- **Aim of the exercise**:
Reproduce all of the material word for word.

- **Records from a collection**:
......

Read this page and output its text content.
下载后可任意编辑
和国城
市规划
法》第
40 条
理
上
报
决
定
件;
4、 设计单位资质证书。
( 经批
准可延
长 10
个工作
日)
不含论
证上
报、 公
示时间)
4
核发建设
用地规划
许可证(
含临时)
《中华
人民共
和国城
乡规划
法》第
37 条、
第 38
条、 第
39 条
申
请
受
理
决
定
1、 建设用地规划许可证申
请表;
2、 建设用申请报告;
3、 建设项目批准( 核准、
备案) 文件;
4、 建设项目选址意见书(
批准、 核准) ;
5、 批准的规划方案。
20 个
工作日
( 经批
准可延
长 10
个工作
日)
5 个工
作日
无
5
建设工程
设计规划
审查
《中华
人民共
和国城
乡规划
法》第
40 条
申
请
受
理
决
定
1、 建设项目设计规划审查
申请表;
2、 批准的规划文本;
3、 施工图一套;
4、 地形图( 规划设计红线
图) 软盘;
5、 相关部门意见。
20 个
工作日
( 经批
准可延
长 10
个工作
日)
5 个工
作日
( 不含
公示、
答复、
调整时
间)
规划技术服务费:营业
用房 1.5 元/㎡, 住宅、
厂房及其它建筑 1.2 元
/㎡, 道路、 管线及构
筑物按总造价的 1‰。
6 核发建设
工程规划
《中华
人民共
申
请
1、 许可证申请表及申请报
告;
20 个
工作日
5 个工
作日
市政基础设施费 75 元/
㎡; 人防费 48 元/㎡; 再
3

......

- **Task solution**:
Read this page and output its text content.
下载后可任意编辑
和国城
市规划
法》第
40 条
理
上
报
决
定
件;
4、 设计单位资质证书。
( 经批
准可延
长 10
个工作
日)
不含论
证上
报、 公
示时间)
4
核发建设
用地规划
许可证(
含临时)
《中华
人民共
和国城
乡规划
法》第
37 条、
第 38
条、 第
39 条
申
请
受
理
决
定
1、 建设用地规划许可证申
请表;
2、 建设用申请报告;
3、 建设项目批准( 核准、
备案) 文件;
4、 建设项目选址意见书(
批准、 核准) ;
5、 批准的规划方案。
20 个
工作日
( 经批
准可延
长 10
个工作
日)
5 个工
作日
无
5
建设工程
设计规划
审查
《中华
人民共
和国城
乡规划
法》第
40 条
申
请
受
理
决
定
1、 建设项目设计规划审查
申请表;
2、 批准的规划文本;
3、 施工图一套;
4、 地形图( 规划设计红线
图) 软盘;
5、 相关部门意见。
20 个
工作日
( 经批
准可延
长 10
个工作
日)
5 个工
作日
( 不含
公示、
答复、
调整时
间)
规划技术服务费:营业
用房 1.5 元/㎡, 住宅、
厂房及其它建筑 1.2 元
/㎡, 道路、 管线及构
筑物按总造价的 1‰。
6 核发建设
工程规划
《中华
人民共
申
请
1、 许可证申请表及申请报
告;
20 个
工作日
5 个工
作日
市政基础设施费 75 元/
㎡; 人防费 48 元/㎡; 再
3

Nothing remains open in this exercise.